■ What to work on ■
Reproduce the records below exactly as given.

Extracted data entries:
────

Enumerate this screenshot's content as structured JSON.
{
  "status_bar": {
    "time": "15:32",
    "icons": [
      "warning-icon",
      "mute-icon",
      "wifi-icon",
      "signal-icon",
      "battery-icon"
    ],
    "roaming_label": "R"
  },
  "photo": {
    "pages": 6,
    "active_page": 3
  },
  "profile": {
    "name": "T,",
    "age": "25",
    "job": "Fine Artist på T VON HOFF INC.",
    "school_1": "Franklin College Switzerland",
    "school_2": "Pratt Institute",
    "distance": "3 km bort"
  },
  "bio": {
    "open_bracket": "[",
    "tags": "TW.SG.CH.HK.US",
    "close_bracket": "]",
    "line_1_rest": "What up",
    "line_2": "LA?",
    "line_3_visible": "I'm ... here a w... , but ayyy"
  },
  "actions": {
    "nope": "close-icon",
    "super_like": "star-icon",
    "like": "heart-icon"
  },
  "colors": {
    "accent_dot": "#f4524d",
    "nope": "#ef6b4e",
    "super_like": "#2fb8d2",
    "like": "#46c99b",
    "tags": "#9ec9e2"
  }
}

────

■ Completed exercise ■
Enumerate this screenshot's content as structured JSON.
{
  "status_bar": {
    "time": "15:32",
    "icons": [
      "warning-icon",
      "mute-icon",
      "wifi-icon",
      "signal-icon",
      "battery-icon"
    ],
    "roaming_label": "R"
  },
  "photo": {
    "pages": 6,
    "active_page": 3
  },
  "profile": {
    "name": "T,",
    "age": "25",
    "job": "Fine Artist på T VON HOFF INC.",
    "school_1": "Franklin College Switzerland",
    "school_2": "Pratt Institute",
    "distance": "3 km bort"
  },
  "bio": {
    "open_bracket": "[",
    "tags": "TW.SG.CH.HK.US",
    "close_bracket": "]",
    "line_1_rest": "What up",
    "line_2": "LA?",
    "line_3_visible": "I'm ... here a w... , but ayyy"
  },
  "actions": {
    "nope": "close-icon",
    "super_like": "star-icon",
    "like": "heart-icon"
  },
  "colors": {
    "accent_dot": "#f4524d",
    "nope": "#ef6b4e",
    "super_like": "#2fb8d2",
    "like": "#46c99b",
    "tags": "#9ec9e2"
  }
}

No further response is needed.